▸ **Task to carry out**
Reproduce the records below exactly as they appear, omitting any pictures they contain.

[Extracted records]
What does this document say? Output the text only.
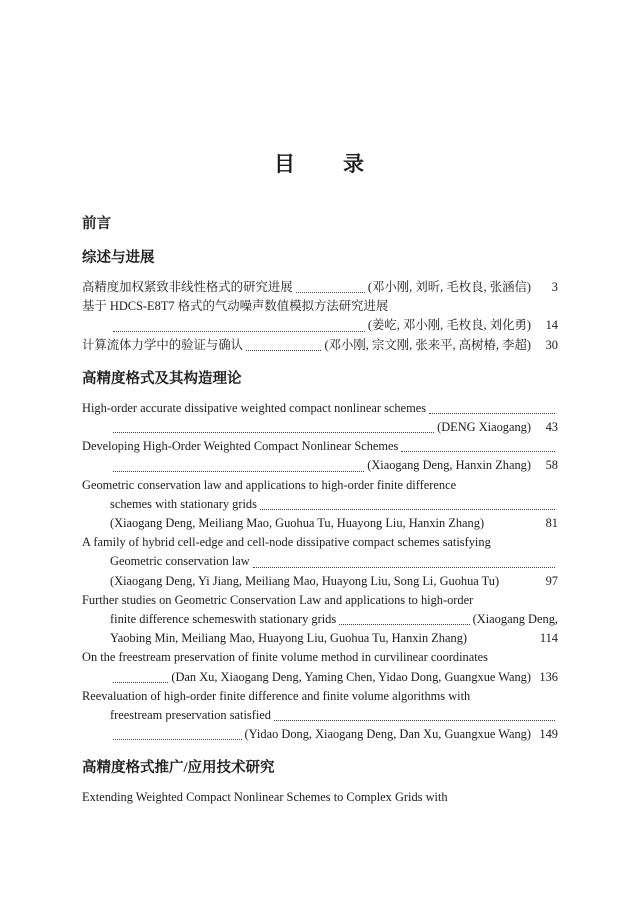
目　　录
前言
综述与进展
高精度加权紧致非线性格式的研究进展	(邓小刚, 刘昕, 毛枚良, 张涵信)	3
基于 HDCS-E8T7 格式的气动噪声数值模拟方法研究进展
(姜屹, 邓小刚, 毛枚良, 刘化勇)	14
计算流体力学中的验证与确认	(邓小刚, 宗文刚, 张来平, 高树椿, 李超)	30
高精度格式及其构造理论
High-order accurate dissipative weighted compact nonlinear schemes
(DENG Xiaogang)	43
Developing High-Order Weighted Compact Nonlinear Schemes
(Xiaogang Deng, Hanxin Zhang)	58
Geometric conservation law and applications to high-order finite difference
schemes with stationary grids
(Xiaogang Deng, Meiliang Mao, Guohua Tu, Huayong Liu, Hanxin Zhang)	81
A family of hybrid cell-edge and cell-node dissipative compact schemes satisfying
Geometric conservation law
(Xiaogang Deng, Yi Jiang, Meiliang Mao, Huayong Liu, Song Li, Guohua Tu)	97
Further studies on Geometric Conservation Law and applications to high-order
finite difference schemeswith stationary grids	(Xiaogang Deng,
Yaobing Min, Meiliang Mao, Huayong Liu, Guohua Tu, Hanxin Zhang)	114
On the freestream preservation of finite volume method in curvilinear coordinates
(Dan Xu, Xiaogang Deng, Yaming Chen, Yidao Dong, Guangxue Wang) 136
Reevaluation of high-order finite difference and finite volume algorithms with
freestream preservation satisfied
(Yidao Dong, Xiaogang Deng, Dan Xu, Guangxue Wang) 149
高精度格式推广/应用技术研究
Extending Weighted Compact Nonlinear Schemes to Complex Grids with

▸ **Complete output**
What does this document say? Output the text only.
目　　录
前言
综述与进展
高精度加权紧致非线性格式的研究进展	(邓小刚, 刘昕, 毛枚良, 张涵信)	3
基于 HDCS-E8T7 格式的气动噪声数值模拟方法研究进展
(姜屹, 邓小刚, 毛枚良, 刘化勇)	14
计算流体力学中的验证与确认	(邓小刚, 宗文刚, 张来平, 高树椿, 李超)	30
高精度格式及其构造理论
High-order accurate dissipative weighted compact nonlinear schemes
(DENG Xiaogang)	43
Developing High-Order Weighted Compact Nonlinear Schemes
(Xiaogang Deng, Hanxin Zhang)	58
Geometric conservation law and applications to high-order finite difference
schemes with stationary grids
(Xiaogang Deng, Meiliang Mao, Guohua Tu, Huayong Liu, Hanxin Zhang)	81
A family of hybrid cell-edge and cell-node dissipative compact schemes satisfying
Geometric conservation law
(Xiaogang Deng, Yi Jiang, Meiliang Mao, Huayong Liu, Song Li, Guohua Tu)	97
Further studies on Geometric Conservation Law and applications to high-order
finite difference schemeswith stationary grids	(Xiaogang Deng,
Yaobing Min, Meiliang Mao, Huayong Liu, Guohua Tu, Hanxin Zhang)	114
On the freestream preservation of finite volume method in curvilinear coordinates
(Dan Xu, Xiaogang Deng, Yaming Chen, Yidao Dong, Guangxue Wang) 136
Reevaluation of high-order finite difference and finite volume algorithms with
freestream preservation satisfied
(Yidao Dong, Xiaogang Deng, Dan Xu, Guangxue Wang) 149
高精度格式推广/应用技术研究
Extending Weighted Compact Nonlinear Schemes to Complex Grids with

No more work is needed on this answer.